─── Records for this task ───

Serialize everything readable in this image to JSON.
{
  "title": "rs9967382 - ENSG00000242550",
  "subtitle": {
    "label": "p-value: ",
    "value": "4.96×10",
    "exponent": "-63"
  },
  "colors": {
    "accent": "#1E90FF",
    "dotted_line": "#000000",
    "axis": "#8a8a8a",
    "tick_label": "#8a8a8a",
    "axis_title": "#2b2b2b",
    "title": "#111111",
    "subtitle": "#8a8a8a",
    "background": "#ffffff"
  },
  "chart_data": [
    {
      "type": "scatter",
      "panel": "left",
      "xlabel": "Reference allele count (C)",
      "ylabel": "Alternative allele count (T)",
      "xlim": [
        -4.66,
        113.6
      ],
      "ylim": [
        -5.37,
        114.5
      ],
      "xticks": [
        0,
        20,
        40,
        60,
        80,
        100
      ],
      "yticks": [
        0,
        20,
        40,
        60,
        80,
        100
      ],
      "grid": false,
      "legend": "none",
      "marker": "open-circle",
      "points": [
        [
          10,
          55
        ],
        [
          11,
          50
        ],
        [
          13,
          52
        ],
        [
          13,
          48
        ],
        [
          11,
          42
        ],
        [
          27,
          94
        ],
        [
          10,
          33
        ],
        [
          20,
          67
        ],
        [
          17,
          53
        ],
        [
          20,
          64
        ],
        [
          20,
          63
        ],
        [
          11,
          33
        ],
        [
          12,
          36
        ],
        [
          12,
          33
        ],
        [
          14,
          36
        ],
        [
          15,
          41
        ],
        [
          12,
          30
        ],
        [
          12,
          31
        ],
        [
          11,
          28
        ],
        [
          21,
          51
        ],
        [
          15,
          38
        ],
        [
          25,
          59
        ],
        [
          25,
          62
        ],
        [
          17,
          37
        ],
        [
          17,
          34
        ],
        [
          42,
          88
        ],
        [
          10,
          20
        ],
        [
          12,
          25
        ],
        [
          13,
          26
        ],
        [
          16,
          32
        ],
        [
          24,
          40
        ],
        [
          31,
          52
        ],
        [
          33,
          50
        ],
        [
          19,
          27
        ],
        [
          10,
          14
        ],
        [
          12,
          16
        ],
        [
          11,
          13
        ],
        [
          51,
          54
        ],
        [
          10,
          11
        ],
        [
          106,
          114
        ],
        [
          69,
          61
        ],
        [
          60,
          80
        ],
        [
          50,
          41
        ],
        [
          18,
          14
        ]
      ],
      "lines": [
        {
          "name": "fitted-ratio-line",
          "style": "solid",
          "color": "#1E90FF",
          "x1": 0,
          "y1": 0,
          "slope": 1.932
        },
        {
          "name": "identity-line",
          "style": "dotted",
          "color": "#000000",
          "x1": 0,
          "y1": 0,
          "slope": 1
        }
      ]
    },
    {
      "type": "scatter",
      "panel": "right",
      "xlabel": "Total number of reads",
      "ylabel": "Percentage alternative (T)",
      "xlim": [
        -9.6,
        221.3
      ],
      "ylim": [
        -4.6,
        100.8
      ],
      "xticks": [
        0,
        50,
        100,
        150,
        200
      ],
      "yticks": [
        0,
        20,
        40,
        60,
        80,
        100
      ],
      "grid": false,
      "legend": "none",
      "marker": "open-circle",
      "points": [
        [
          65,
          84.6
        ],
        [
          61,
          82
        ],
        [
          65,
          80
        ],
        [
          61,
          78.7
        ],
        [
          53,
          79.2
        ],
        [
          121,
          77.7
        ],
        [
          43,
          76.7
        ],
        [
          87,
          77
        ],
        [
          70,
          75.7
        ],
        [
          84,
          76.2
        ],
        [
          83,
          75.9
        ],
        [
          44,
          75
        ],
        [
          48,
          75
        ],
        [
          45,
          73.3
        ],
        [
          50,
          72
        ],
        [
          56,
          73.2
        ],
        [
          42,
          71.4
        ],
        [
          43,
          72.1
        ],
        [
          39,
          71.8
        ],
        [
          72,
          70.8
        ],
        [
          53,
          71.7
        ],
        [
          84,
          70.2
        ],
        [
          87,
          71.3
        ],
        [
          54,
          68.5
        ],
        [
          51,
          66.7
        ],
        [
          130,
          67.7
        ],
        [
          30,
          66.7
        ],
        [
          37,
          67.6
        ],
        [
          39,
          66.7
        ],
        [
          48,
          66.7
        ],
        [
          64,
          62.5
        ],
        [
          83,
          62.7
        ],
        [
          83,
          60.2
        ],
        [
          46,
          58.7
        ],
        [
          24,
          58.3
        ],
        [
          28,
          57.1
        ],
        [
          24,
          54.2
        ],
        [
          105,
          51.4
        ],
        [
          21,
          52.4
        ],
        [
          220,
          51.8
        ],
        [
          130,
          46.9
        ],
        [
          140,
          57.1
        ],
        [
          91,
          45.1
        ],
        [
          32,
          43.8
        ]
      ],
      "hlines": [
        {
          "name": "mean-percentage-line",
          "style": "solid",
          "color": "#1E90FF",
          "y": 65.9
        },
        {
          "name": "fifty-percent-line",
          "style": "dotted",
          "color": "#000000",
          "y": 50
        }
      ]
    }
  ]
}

───

__Problem details__.
Reproduce each entry from the records above, character for character.

__Task output__.
Serialize everything readable in this image to JSON.
{
  "title": "rs9967382 - ENSG00000242550",
  "subtitle": {
    "label": "p-value: ",
    "value": "4.96×10",
    "exponent": "-63"
  },
  "colors": {
    "accent": "#1E90FF",
    "dotted_line": "#000000",
    "axis": "#8a8a8a",
    "tick_label": "#8a8a8a",
    "axis_title": "#2b2b2b",
    "title": "#111111",
    "subtitle": "#8a8a8a",
    "background": "#ffffff"
  },
  "chart_data": [
    {
      "type": "scatter",
      "panel": "left",
      "xlabel": "Reference allele count (C)",
      "ylabel": "Alternative allele count (T)",
      "xlim": [
        -4.66,
        113.6
      ],
      "ylim": [
        -5.37,
        114.5
      ],
      "xticks": [
        0,
        20,
        40,
        60,
        80,
        100
      ],
      "yticks": [
        0,
        20,
        40,
        60,
        80,
        100
      ],
      "grid": false,
      "legend": "none",
      "marker": "open-circle",
      "points": [
        [
          10,
          55
        ],
        [
          11,
          50
        ],
        [
          13,
          52
        ],
        [
          13,
          48
        ],
        [
          11,
          42
        ],
        [
          27,
          94
        ],
        [
          10,
          33
        ],
        [
          20,
          67
        ],
        [
          17,
          53
        ],
        [
          20,
          64
        ],
        [
          20,
          63
        ],
        [
          11,
          33
        ],
        [
          12,
          36
        ],
        [
          12,
          33
        ],
        [
          14,
          36
        ],
        [
          15,
          41
        ],
        [
          12,
          30
        ],
        [
          12,
          31
        ],
        [
          11,
          28
        ],
        [
          21,
          51
        ],
        [
          15,
          38
        ],
        [
          25,
          59
        ],
        [
          25,
          62
        ],
        [
          17,
          37
        ],
        [
          17,
          34
        ],
        [
          42,
          88
        ],
        [
          10,
          20
        ],
        [
          12,
          25
        ],
        [
          13,
          26
        ],
        [
          16,
          32
        ],
        [
          24,
          40
        ],
        [
          31,
          52
        ],
        [
          33,
          50
        ],
        [
          19,
          27
        ],
        [
          10,
          14
        ],
        [
          12,
          16
        ],
        [
          11,
          13
        ],
        [
          51,
          54
        ],
        [
          10,
          11
        ],
        [
          106,
          114
        ],
        [
          69,
          61
        ],
        [
          60,
          80
        ],
        [
          50,
          41
        ],
        [
          18,
          14
        ]
      ],
      "lines": [
        {
          "name": "fitted-ratio-line",
          "style": "solid",
          "color": "#1E90FF",
          "x1": 0,
          "y1": 0,
          "slope": 1.932
        },
        {
          "name": "identity-line",
          "style": "dotted",
          "color": "#000000",
          "x1": 0,
          "y1": 0,
          "slope": 1
        }
      ]
    },
    {
      "type": "scatter",
      "panel": "right",
      "xlabel": "Total number of reads",
      "ylabel": "Percentage alternative (T)",
      "xlim": [
        -9.6,
        221.3
      ],
      "ylim": [
        -4.6,
        100.8
      ],
      "xticks": [
        0,
        50,
        100,
        150,
        200
      ],
      "yticks": [
        0,
        20,
        40,
        60,
        80,
        100
      ],
      "grid": false,
      "legend": "none",
      "marker": "open-circle",
      "points": [
        [
          65,
          84.6
        ],
        [
          61,
          82
        ],
        [
          65,
          80
        ],
        [
          61,
          78.7
        ],
        [
          53,
          79.2
        ],
        [
          121,
          77.7
        ],
        [
          43,
          76.7
        ],
        [
          87,
          77
        ],
        [
          70,
          75.7
        ],
        [
          84,
          76.2
        ],
        [
          83,
          75.9
        ],
        [
          44,
          75
        ],
        [
          48,
          75
        ],
        [
          45,
          73.3
        ],
        [
          50,
          72
        ],
        [
          56,
          73.2
        ],
        [
          42,
          71.4
        ],
        [
          43,
          72.1
        ],
        [
          39,
          71.8
        ],
        [
          72,
          70.8
        ],
        [
          53,
          71.7
        ],
        [
          84,
          70.2
        ],
        [
          87,
          71.3
        ],
        [
          54,
          68.5
        ],
        [
          51,
          66.7
        ],
        [
          130,
          67.7
        ],
        [
          30,
          66.7
        ],
        [
          37,
          67.6
        ],
        [
          39,
          66.7
        ],
        [
          48,
          66.7
        ],
        [
          64,
          62.5
        ],
        [
          83,
          62.7
        ],
        [
          83,
          60.2
        ],
        [
          46,
          58.7
        ],
        [
          24,
          58.3
        ],
        [
          28,
          57.1
        ],
        [
          24,
          54.2
        ],
        [
          105,
          51.4
        ],
        [
          21,
          52.4
        ],
        [
          220,
          51.8
        ],
        [
          130,
          46.9
        ],
        [
          140,
          57.1
        ],
        [
          91,
          45.1
        ],
        [
          32,
          43.8
        ]
      ],
      "hlines": [
        {
          "name": "mean-percentage-line",
          "style": "solid",
          "color": "#1E90FF",
          "y": 65.9
        },
        {
          "name": "fifty-percent-line",
          "style": "dotted",
          "color": "#000000",
          "y": 50
        }
      ]
    }
  ]
}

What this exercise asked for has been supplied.